_Задание 1_
Где, согласно отрывку о помощи России Порте, Мехмед-Али просил у султана позволения расположить свою главную квартиру?
_Задание 2_
Продублируйте из отрывка о помощи России Порте фрагмент, который начинается со слов, содержащих «Оказавшись в столь», и заканчивается словами «порога турецкой столицы.».
_Задание 3_
Подхватите изложение в отрывке о помощи России Порте и продолжите его, начиная сразу после последнего предложения.

_Отрывок_
· · · ·
Оказавшись в столь бедственном положении, Порта была вынуждена принять помощь от России, которую сам султан недавно еще называл исконным врагом Турции. Дела складывались выгодно для России, которая не могла не опасаться успеха Мехмеда-Али, питавшего честолюбивый замысел утвердить свою династию на месте увядавшего дома Османов и тем обновить и расширить мусульманское владычество, а это должно было неизбежным образом затормозить надолго или хотя бы на некоторое время русские планы, и потому император Николай предложил султану Махмуду свою помощь охотно и вполне бескорыстно. Султан принял ее, находясь в отчаянном положении, в такую минуту, когда Мехмед-Али с притворной преданностью испрашивал у него, своего сюзерена, позволения расположить свою главную квартиру у Бруссы, следовательно, у самого порога турецкой столицы.
· · · ·
_Выдержки из данных_
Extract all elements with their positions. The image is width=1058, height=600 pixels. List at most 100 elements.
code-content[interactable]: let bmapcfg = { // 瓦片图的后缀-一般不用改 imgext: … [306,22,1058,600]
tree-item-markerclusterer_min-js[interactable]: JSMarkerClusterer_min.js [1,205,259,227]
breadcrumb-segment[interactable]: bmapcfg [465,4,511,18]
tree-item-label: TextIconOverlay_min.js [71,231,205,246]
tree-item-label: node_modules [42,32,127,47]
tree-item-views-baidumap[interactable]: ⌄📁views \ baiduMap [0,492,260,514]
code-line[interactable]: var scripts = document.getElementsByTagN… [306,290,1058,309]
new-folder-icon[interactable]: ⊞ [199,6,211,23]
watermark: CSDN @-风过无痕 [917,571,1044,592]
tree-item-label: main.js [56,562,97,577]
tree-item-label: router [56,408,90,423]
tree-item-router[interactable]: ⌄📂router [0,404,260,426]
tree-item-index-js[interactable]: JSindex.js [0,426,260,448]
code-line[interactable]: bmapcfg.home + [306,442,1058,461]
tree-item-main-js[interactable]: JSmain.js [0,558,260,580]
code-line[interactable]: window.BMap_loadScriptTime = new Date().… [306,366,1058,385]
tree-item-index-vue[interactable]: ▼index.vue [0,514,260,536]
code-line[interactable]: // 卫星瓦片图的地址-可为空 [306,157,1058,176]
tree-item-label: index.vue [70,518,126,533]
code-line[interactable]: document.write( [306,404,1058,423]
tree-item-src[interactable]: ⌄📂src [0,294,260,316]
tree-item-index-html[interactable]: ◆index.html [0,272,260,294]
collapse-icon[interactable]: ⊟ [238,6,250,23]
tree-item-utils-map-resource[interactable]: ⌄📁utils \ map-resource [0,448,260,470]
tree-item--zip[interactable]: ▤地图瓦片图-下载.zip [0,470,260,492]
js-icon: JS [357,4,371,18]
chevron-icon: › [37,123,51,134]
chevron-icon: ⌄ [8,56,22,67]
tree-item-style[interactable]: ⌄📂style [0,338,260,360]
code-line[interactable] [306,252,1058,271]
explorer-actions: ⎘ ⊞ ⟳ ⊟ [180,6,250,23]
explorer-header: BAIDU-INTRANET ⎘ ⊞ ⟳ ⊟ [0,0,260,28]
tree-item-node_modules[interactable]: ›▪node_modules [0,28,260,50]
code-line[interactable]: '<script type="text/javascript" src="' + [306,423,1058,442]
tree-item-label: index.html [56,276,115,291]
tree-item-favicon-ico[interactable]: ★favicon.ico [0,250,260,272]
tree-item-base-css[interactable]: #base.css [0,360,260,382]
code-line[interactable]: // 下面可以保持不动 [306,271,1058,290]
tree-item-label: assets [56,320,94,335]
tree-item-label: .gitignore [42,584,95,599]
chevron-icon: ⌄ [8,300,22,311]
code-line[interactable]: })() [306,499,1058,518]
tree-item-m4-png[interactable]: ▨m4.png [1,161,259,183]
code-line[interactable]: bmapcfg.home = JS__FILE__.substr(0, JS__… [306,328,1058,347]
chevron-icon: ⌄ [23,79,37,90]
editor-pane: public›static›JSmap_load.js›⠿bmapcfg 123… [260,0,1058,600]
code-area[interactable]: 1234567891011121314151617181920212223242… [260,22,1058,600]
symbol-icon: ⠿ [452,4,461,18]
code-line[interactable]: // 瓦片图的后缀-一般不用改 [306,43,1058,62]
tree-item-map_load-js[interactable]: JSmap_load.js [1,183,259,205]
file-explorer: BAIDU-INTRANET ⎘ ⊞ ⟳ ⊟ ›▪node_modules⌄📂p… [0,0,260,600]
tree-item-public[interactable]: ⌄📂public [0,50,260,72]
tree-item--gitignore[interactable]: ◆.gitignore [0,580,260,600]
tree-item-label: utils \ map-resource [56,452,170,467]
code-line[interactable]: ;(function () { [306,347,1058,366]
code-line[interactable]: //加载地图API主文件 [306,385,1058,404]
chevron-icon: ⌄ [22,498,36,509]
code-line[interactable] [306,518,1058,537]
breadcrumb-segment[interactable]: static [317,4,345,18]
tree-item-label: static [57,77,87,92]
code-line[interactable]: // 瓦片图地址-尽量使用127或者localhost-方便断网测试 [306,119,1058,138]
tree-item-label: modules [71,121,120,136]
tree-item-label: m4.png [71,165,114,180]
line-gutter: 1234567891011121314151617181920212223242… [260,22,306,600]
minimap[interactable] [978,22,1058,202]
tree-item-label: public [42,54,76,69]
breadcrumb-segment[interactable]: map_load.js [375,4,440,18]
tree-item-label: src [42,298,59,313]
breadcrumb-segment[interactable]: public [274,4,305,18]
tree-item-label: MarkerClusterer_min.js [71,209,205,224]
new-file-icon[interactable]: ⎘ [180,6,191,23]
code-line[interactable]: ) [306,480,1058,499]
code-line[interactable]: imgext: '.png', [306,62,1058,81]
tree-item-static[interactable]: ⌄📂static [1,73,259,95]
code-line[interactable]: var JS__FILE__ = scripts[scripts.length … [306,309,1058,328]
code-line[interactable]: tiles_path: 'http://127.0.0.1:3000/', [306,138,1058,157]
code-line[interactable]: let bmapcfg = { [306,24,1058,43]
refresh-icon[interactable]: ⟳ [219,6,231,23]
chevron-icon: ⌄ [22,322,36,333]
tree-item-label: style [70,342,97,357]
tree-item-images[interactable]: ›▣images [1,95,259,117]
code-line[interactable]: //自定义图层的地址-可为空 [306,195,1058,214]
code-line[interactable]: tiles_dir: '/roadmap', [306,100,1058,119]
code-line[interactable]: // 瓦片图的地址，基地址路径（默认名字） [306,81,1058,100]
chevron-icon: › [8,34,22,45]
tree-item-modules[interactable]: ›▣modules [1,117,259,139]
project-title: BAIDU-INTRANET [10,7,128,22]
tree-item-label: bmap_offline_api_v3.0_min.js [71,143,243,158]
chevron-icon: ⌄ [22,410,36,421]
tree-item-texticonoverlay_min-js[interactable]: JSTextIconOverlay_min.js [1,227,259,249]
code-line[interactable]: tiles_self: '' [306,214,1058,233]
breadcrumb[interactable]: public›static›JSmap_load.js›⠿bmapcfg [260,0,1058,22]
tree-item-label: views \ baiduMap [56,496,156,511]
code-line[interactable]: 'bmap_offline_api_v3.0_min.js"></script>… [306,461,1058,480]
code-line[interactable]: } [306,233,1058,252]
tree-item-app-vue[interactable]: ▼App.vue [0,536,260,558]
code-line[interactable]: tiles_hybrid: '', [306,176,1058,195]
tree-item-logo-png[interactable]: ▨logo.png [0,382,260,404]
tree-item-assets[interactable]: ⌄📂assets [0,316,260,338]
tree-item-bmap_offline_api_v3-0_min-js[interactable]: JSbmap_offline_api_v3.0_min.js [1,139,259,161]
· · · ·
_Ответ на задание 1_
У Бруссы, то есть у самого порога турецкой столицы.

_Ответ на задание 2_
Оказавшись в столь бедственном положении, Порта была вынуждена принять помощь от России, которую сам султан недавно еще называл исконным врагом Турции. Дела складывались выгодно для России, которая не могла не опасаться успеха Мехмеда-Али, питавшего честолюбивый замысел утвердить свою династию на месте увядавшего дома Османов и тем обновить и расширить мусульманское владычество, а это должно было неизбежным образом затормозить надолго или хотя бы на некоторое время русские планы, и потому император Николай предложил султану Махмуду свою помощь охотно и вполне бескорыстно. Султан принял ее, находясь в отчаянном положении, в такую минуту, когда Мехмед-Али с притворной преданностью испрашивал у него, своего сюзерена, позволения расположить свою главную квартиру у Бруссы, следовательно, у самого порога турецкой столицы.

_Ответ на задание 3_
Русский флот появился в Босфоре с десантом в 5000, потом 13 000 человек. Но это тотчас же заставило Англию и Францию тоже принять участие в деле. Султану надо было прежде всего отделаться от союзника; поэтому он постарался отнять у Мехмеда-Али предлог к дальнейшему наступлению: согласно Кутахийскому миру (май 1833 г.), Мехмед-Али получил требуемые им три пашалыка, а пасынку его, Ибрагиму, был предоставлен пост главного сборщика податей в Киликии. Египтяне и русские возвратились к себе, однако при выгодных для России условиях: по Ункиар-Искеллисийскому договору она вступала с Турцией в оборонительный и наступательный союз, по тайной статье которого Порта, вместо материальной помощи России, обязывалась закрыть Дарданеллы для иностранных военных судов, следовательно, полностью обеспечить безопасность России с этой стороны в случае ее войны с Англией или Францией. Хорошо направленная русская политика провела здесь мастерски свое дело. Турция была вконец ослаблена не только возложенным на нее военным вознаграждением, но и новым могуществом египетско-сирийских сатрапов. Столкновение с ними должно было неизбежно возобновиться.

Абдул-Меджид, 1839 г.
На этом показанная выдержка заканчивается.